[Start of INFORMATION SHOWN]
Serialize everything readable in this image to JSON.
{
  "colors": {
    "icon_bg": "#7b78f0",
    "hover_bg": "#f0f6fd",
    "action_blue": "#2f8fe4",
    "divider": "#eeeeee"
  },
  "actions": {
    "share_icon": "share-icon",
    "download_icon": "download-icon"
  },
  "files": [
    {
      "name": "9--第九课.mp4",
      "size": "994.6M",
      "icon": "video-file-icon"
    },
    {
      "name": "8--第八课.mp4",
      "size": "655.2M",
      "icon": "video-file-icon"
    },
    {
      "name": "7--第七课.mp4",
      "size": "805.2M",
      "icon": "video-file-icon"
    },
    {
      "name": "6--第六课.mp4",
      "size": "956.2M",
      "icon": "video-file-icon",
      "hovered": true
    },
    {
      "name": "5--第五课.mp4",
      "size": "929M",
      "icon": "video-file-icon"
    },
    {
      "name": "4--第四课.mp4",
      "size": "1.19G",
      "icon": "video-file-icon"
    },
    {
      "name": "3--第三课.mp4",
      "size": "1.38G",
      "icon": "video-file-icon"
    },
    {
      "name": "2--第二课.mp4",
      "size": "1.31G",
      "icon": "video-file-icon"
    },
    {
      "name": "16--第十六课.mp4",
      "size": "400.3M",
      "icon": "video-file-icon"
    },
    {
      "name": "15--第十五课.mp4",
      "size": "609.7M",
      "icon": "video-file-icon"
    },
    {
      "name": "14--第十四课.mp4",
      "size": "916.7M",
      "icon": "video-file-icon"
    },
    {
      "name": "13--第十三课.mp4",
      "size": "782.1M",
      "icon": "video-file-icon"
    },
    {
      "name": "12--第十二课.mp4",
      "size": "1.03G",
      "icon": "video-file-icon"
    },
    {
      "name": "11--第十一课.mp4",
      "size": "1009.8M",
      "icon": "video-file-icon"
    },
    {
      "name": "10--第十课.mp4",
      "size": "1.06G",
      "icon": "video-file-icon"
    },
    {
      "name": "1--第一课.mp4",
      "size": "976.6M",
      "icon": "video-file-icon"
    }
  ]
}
[End of INFORMATION SHOWN]
# GIVEN REQUEST:
Copy down the material exactly as written.

# WRITTEN SOLUTION:
Serialize everything readable in this image to JSON.
{
  "colors": {
    "icon_bg": "#7b78f0",
    "hover_bg": "#f0f6fd",
    "action_blue": "#2f8fe4",
    "divider": "#eeeeee"
  },
  "actions": {
    "share_icon": "share-icon",
    "download_icon": "download-icon"
  },
  "files": [
    {
      "name": "9--第九课.mp4",
      "size": "994.6M",
      "icon": "video-file-icon"
    },
    {
      "name": "8--第八课.mp4",
      "size": "655.2M",
      "icon": "video-file-icon"
    },
    {
      "name": "7--第七课.mp4",
      "size": "805.2M",
      "icon": "video-file-icon"
    },
    {
      "name": "6--第六课.mp4",
      "size": "956.2M",
      "icon": "video-file-icon",
      "hovered": true
    },
    {
      "name": "5--第五课.mp4",
      "size": "929M",
      "icon": "video-file-icon"
    },
    {
      "name": "4--第四课.mp4",
      "size": "1.19G",
      "icon": "video-file-icon"
    },
    {
      "name": "3--第三课.mp4",
      "size": "1.38G",
      "icon": "video-file-icon"
    },
    {
      "name": "2--第二课.mp4",
      "size": "1.31G",
      "icon": "video-file-icon"
    },
    {
      "name": "16--第十六课.mp4",
      "size": "400.3M",
      "icon": "video-file-icon"
    },
    {
      "name": "15--第十五课.mp4",
      "size": "609.7M",
      "icon": "video-file-icon"
    },
    {
      "name": "14--第十四课.mp4",
      "size": "916.7M",
      "icon": "video-file-icon"
    },
    {
      "name": "13--第十三课.mp4",
      "size": "782.1M",
      "icon": "video-file-icon"
    },
    {
      "name": "12--第十二课.mp4",
      "size": "1.03G",
      "icon": "video-file-icon"
    },
    {
      "name": "11--第十一课.mp4",
      "size": "1009.8M",
      "icon": "video-file-icon"
    },
    {
      "name": "10--第十课.mp4",
      "size": "1.06G",
      "icon": "video-file-icon"
    },
    {
      "name": "1--第一课.mp4",
      "size": "976.6M",
      "icon": "video-file-icon"
    }
  ]
}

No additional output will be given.